Data for processing:
········

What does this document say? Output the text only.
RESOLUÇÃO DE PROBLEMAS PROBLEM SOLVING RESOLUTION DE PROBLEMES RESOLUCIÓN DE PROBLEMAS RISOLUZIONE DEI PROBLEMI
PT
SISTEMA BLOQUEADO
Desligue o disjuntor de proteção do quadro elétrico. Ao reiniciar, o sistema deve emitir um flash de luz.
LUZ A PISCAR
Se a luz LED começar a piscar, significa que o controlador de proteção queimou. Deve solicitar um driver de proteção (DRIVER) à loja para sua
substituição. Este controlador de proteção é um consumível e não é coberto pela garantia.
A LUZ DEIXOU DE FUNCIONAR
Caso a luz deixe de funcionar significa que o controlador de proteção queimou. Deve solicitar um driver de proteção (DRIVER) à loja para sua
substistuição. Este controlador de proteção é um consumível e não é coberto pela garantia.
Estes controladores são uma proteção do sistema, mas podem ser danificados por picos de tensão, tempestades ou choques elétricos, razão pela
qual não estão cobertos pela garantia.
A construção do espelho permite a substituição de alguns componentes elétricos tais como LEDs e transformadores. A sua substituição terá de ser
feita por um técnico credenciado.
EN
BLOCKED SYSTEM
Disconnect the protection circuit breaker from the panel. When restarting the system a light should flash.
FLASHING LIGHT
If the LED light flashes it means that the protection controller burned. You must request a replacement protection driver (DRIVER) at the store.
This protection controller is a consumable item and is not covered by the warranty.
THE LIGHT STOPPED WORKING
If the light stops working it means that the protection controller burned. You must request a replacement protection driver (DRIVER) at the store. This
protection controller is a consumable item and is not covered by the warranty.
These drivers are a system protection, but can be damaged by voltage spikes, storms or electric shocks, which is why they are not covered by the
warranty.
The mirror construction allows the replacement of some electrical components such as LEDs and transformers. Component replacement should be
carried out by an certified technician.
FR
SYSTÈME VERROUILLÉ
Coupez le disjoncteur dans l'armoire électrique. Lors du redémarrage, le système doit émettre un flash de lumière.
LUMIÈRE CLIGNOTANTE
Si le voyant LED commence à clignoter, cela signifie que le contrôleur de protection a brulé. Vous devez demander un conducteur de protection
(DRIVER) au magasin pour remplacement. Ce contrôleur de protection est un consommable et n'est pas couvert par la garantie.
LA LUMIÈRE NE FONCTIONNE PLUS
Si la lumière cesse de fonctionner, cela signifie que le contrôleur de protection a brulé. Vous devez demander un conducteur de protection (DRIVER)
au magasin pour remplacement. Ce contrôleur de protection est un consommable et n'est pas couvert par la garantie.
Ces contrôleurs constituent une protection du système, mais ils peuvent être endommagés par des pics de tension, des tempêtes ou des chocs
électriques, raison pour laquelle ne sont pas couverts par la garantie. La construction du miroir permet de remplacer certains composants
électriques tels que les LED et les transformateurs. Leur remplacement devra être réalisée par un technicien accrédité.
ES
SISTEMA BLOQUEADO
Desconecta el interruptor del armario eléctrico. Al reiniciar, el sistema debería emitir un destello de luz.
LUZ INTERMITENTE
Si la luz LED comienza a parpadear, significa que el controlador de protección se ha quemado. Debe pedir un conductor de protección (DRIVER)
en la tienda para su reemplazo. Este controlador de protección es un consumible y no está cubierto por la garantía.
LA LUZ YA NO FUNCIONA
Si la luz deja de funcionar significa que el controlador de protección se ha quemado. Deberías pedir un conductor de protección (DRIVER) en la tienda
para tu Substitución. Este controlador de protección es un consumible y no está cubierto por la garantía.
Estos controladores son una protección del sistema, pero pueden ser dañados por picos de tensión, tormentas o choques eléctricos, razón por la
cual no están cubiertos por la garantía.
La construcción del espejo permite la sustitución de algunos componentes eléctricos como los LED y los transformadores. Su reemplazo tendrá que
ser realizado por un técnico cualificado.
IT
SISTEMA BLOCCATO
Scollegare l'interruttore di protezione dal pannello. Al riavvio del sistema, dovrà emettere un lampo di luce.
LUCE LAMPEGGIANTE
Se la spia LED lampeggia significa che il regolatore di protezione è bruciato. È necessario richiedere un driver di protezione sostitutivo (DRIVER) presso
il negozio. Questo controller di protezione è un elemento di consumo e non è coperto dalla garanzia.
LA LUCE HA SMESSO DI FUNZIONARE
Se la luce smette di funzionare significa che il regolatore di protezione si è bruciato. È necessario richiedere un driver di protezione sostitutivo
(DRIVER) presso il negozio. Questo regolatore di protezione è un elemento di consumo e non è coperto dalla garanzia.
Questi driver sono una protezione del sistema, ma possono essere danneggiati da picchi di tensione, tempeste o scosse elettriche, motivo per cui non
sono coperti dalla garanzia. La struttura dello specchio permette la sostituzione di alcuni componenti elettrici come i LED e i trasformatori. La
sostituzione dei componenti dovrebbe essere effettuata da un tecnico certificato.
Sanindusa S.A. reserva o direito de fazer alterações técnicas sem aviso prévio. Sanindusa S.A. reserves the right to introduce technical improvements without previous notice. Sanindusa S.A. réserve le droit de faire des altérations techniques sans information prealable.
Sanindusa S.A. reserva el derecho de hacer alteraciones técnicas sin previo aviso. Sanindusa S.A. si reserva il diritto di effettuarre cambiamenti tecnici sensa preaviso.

········

Stated goal: Only the count is wanted: report how many lines of the material above hold the word "être".

Task solution: 2